# Complete the following
1. According to the joke collection, how many Roombas ended up in the living room?
2. Translate this sentence from the joke collection into Spanish: "Don't wait until the last minute to procrastinate."
3. List every instruction in the health advice that the joke collection says leads to being "the healthiest corpse in the morgue".

# Quoted passage
>>>

One is a heated yam, and the other is a yeeted ham….
*Runs across campus to get to class on time*
Whew! I made it!
*Sits in the back and browses Twitter for an hour and a half*
MacGyver finally realized that he just might be overthinking things a bit.
Is it just me, or do toasters have like 4 settings too many? They should have 1 setting that reads: “Toast”
I’m so old, I saw some kids roughhousing and bruised.
“Can we stop for a second? I forgot everyone’s names again.” – me, if I was a character on Game of Thrones
Don’t wait until the last minute to procrastinate. Start procrastinating today!
Today on twitter: Men not understanding hair parts.
*combines 2% and 1% to create 3% milk*
If your wife tells you “We’d be terrible partners on The Amazing Race” it’s a term of affection, right?
Not to brag but both my kids are from the same dad
Strike fear into the heart of your teen by telling them that you want to hang out while they have friends over.
Putting tape over my webcam so the hackers can’t watch me take unreasonably large bites of food.
Dam, girl. What did you think I was building?
– Beaver
Acquaintances: “So what have you been up to?”
What I hear: “Please explain yourself, we’re trying to figure you out.”
Give a man a fish, he eats for a day.
Teach a man to fish, and you’ll have the weekends to yourself.
Now then – what’s an oxymoron?
Me to 8: Please stop growing bigger
8: YOU stop growing bigger
And just like that, a sweet moment was ruined
If love is blind, why the hell can I still see my husband standing there with a tank top tucked into his shorts.
[at dinner]
Wife: This is terrible.
Me: Horrible.Waiter: Hey folks, how’s your food?
(simultaneously)
Wife: Amazing! Me: Fantastic!
Russian computer: “Enter password”
Me: “Beef stew”
Russian computer: “Password not stroganoff”
If you watch Home Alone backwards it’s a loving story about an 8 year old boy that heals two men that were savagely beaten
i don’t have time to deal with the weird spots on the lawn so i threw a bag of salad over them
My Alexa overheard my Roombas talking and, long story short, I now have 114 Roombas in my living room circling their god, Alexa.
Don’t eat sugar, don’t drink alcohol, don’t eat saturated fat, wear sunscreen, drink plenty of water, moisturize, and exercise….
And you’ll be the healthiest corpse in the morgue.

<<<

# Extracted data
>>>

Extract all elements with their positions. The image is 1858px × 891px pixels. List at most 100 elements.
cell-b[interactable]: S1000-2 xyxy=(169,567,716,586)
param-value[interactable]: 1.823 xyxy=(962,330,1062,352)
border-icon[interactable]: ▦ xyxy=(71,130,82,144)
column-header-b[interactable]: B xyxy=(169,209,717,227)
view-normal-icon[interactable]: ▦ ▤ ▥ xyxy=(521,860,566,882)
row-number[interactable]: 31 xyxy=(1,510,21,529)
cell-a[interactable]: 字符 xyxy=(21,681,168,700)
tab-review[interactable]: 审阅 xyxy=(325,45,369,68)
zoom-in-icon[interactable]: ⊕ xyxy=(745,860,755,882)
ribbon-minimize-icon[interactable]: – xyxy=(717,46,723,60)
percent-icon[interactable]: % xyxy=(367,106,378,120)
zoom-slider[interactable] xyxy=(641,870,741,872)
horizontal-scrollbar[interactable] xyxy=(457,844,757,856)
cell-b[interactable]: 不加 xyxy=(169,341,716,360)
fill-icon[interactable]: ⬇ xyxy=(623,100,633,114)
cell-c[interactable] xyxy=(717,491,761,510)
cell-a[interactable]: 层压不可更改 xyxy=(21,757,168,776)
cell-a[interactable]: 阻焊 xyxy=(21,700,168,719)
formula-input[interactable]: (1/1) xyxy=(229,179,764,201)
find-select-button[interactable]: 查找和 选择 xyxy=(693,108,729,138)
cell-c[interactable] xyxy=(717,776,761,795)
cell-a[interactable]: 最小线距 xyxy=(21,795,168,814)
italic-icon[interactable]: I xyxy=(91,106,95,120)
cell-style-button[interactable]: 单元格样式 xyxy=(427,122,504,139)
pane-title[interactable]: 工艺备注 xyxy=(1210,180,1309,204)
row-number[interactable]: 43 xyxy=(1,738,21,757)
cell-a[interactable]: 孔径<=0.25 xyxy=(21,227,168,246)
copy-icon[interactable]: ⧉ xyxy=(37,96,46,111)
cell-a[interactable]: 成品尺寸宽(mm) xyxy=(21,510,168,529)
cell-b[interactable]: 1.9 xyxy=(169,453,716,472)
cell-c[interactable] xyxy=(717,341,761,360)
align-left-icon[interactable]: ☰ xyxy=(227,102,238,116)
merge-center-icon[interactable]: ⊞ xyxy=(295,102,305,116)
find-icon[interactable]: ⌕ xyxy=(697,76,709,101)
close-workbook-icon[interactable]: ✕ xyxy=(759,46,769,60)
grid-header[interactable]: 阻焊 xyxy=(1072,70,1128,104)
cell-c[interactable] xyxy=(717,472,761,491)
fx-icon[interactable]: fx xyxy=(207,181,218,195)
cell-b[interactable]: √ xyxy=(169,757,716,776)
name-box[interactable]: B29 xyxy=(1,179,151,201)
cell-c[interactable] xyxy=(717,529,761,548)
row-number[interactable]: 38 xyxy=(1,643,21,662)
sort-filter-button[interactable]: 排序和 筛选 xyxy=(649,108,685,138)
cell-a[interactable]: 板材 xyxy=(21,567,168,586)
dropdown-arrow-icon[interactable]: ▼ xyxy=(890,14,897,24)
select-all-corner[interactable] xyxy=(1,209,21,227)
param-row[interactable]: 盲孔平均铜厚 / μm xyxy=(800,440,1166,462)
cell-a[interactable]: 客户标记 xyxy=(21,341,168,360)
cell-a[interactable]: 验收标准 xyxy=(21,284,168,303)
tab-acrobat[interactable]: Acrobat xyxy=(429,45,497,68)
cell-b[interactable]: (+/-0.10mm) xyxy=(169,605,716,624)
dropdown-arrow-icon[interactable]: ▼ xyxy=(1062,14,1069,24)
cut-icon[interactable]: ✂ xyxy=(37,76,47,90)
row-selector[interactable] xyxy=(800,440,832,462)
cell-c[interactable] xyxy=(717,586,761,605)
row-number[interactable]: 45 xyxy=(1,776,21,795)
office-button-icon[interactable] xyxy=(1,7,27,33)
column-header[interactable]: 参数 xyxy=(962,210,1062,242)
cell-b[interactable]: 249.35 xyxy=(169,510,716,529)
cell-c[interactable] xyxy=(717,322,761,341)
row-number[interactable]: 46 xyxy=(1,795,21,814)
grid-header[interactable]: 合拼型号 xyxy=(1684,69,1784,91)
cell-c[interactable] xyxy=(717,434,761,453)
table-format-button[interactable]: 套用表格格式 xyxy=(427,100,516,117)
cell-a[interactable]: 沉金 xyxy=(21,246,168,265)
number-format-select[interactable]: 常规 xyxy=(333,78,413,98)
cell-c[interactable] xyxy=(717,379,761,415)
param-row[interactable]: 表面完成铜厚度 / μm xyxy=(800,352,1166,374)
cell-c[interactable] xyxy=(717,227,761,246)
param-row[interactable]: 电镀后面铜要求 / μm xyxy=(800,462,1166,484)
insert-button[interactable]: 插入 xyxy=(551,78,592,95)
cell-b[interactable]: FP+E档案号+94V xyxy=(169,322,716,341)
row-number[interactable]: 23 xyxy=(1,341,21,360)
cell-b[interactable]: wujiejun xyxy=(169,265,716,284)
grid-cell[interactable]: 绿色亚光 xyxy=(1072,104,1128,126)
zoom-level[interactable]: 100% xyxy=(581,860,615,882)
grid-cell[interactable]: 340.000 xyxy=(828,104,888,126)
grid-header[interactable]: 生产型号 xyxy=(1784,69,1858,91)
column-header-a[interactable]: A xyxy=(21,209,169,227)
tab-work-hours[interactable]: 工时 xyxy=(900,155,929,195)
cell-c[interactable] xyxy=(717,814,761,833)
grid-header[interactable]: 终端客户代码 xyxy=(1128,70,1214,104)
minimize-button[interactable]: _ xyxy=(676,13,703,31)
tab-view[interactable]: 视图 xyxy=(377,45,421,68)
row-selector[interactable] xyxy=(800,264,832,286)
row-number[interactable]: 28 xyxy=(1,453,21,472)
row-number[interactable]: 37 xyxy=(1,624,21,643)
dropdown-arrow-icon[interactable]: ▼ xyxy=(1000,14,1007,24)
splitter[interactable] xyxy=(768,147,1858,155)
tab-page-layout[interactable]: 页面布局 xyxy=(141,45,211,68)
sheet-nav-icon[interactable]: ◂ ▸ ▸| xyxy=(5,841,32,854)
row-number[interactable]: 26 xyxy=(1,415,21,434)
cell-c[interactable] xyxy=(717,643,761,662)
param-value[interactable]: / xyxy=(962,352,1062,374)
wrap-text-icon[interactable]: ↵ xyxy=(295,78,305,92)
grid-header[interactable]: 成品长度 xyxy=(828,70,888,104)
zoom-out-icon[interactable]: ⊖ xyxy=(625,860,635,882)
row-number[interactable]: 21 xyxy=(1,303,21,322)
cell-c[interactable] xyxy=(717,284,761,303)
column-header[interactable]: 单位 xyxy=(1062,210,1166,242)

<<<

# Written responses
1. 114

2. No esperes hasta el último minuto para procrastinar.

3.
- Don't eat sugar
- Don't drink alcohol
- Don't eat saturated fat
- Wear sunscreen
- Drink plenty of water
- Moisturize
- Exercise